● **SET EXERCISE**:
Copy out each line of the data holding "flag".

● **RECORDS FOR PROCESSING**:
____

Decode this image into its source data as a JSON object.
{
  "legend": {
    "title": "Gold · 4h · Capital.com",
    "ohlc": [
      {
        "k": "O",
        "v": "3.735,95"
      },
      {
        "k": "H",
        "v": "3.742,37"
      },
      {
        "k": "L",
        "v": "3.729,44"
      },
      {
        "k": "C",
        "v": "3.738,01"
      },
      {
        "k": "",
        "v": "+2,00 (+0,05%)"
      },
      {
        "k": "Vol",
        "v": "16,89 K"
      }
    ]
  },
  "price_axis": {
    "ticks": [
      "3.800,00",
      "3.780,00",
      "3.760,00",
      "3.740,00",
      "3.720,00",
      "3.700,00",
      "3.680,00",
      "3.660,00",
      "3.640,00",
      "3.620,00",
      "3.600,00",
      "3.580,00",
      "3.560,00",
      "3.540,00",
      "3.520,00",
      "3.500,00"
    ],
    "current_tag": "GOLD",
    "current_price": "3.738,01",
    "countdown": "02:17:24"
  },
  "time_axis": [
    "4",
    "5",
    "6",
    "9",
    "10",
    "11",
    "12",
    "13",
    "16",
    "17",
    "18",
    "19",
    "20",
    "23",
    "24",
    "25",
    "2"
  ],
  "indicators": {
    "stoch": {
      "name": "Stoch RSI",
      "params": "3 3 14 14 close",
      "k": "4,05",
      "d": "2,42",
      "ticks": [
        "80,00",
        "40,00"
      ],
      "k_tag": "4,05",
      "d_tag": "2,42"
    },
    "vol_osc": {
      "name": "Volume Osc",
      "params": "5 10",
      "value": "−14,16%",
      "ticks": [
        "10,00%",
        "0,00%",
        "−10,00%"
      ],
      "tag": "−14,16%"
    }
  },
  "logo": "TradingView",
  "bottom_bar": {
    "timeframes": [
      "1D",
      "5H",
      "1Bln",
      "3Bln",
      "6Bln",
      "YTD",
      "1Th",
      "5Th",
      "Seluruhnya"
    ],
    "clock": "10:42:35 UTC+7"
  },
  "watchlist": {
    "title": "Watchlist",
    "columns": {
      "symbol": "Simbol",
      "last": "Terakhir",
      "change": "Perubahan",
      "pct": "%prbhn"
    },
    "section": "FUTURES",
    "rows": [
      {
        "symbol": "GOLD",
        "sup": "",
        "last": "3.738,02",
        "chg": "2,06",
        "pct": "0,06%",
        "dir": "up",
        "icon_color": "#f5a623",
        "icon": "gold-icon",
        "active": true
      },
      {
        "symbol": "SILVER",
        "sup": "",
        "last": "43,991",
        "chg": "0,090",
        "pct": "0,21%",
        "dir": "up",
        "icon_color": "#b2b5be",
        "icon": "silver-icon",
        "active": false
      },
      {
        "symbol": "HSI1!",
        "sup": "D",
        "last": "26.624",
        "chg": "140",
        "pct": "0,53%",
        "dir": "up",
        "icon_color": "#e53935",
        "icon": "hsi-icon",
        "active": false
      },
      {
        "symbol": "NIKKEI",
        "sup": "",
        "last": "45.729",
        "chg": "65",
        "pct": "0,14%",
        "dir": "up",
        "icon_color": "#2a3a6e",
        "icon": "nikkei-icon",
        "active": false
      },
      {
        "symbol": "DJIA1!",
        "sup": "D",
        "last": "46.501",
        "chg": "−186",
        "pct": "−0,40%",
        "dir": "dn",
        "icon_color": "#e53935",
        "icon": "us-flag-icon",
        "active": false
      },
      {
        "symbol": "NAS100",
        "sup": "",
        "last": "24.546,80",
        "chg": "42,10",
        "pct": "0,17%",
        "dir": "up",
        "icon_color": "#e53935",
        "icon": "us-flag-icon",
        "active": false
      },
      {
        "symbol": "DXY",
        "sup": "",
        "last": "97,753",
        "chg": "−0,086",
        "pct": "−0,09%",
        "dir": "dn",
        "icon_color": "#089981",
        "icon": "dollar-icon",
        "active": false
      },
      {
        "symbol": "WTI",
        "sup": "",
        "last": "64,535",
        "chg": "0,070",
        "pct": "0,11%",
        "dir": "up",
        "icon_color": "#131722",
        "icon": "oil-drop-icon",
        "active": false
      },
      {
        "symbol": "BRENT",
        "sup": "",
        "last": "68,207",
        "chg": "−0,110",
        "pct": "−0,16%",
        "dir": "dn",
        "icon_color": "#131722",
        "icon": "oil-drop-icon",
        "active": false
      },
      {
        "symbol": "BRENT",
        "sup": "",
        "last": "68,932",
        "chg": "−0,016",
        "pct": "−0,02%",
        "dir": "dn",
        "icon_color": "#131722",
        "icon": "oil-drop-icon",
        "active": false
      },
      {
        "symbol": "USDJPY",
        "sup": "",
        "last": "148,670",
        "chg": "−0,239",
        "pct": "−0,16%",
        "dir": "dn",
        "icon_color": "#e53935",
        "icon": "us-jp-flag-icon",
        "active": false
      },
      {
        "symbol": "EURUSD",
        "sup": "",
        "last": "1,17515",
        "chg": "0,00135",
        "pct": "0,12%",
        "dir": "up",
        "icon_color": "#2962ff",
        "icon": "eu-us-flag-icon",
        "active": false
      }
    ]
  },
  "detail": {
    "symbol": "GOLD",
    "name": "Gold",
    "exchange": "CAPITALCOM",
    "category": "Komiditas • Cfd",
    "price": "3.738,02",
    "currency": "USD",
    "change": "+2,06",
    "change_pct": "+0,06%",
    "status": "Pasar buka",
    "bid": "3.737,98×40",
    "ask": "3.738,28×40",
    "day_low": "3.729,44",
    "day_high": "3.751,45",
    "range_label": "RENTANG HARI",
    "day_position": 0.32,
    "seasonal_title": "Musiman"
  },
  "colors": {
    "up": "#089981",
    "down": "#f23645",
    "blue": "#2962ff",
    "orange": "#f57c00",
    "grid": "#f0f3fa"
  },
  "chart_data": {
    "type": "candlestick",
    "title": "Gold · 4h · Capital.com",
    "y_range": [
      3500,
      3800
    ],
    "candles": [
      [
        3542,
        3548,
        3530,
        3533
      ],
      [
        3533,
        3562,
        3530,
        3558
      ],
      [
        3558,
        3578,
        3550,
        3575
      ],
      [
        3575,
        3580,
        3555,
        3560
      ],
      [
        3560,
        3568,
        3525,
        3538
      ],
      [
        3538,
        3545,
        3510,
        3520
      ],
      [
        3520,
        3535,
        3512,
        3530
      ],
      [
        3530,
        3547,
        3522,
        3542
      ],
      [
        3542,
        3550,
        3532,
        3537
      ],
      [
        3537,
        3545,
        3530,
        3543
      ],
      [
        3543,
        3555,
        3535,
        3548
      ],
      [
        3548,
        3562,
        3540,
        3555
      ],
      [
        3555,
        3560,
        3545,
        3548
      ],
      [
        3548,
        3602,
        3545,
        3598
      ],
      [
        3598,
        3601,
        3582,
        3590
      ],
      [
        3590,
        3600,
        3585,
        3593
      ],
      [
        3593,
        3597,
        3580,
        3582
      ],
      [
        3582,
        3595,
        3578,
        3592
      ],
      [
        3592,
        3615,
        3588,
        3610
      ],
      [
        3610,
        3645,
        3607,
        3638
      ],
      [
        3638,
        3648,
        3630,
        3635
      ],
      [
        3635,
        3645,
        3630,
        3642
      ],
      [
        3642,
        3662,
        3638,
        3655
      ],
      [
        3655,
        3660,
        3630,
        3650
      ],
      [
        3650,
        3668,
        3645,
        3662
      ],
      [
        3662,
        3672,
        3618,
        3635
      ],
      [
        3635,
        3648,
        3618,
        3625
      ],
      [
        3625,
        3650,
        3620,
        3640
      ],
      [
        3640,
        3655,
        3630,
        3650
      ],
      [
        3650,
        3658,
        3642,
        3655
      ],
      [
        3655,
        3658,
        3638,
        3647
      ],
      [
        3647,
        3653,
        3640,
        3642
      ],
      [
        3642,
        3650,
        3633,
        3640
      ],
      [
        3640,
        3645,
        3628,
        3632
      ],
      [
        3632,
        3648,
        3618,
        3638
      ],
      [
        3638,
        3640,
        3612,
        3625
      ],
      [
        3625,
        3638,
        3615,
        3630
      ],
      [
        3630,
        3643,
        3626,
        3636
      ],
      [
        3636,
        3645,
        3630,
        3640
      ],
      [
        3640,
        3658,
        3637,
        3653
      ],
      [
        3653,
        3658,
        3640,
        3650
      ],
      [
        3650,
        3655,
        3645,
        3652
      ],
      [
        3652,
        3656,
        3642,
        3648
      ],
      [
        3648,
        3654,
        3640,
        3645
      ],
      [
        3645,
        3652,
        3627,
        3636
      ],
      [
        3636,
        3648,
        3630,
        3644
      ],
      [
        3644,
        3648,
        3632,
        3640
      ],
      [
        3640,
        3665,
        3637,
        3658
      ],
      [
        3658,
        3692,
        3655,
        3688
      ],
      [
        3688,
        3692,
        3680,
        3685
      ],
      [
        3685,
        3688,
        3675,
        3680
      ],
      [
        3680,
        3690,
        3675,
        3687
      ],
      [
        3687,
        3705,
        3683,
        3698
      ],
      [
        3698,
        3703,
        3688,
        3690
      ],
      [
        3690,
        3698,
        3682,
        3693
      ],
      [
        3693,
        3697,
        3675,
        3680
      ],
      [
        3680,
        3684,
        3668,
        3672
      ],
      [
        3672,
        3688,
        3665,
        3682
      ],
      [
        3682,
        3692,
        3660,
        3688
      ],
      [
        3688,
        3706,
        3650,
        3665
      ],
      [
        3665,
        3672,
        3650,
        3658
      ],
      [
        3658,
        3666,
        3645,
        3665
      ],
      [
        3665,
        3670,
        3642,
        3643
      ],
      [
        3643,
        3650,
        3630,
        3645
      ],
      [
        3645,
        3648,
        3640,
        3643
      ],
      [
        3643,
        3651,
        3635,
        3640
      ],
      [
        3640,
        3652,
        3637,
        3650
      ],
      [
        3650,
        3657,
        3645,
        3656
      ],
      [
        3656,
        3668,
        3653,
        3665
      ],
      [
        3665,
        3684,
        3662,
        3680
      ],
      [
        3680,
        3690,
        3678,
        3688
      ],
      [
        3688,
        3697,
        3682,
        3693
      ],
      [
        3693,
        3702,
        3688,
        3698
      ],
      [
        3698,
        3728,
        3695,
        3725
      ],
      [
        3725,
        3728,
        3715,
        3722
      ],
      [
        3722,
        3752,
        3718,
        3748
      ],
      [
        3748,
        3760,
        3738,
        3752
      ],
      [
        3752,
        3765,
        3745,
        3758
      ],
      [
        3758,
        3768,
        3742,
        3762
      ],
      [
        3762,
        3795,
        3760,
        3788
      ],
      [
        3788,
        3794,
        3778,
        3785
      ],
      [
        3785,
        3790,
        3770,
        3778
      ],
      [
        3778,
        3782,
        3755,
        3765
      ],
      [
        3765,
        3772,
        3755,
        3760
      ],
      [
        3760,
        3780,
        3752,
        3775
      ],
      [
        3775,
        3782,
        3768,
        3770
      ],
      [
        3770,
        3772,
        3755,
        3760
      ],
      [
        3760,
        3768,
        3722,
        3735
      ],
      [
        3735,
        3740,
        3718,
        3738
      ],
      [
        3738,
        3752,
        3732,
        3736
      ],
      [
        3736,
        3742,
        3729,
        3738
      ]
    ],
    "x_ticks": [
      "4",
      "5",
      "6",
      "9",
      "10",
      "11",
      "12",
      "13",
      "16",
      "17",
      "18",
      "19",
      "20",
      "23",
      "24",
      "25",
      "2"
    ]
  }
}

____

● **SOLUTION FOR THIS EXERCISE**:
        "icon": "us-flag-icon",
        "icon": "us-flag-icon",
        "icon": "us-jp-flag-icon",
        "icon": "eu-us-flag-icon",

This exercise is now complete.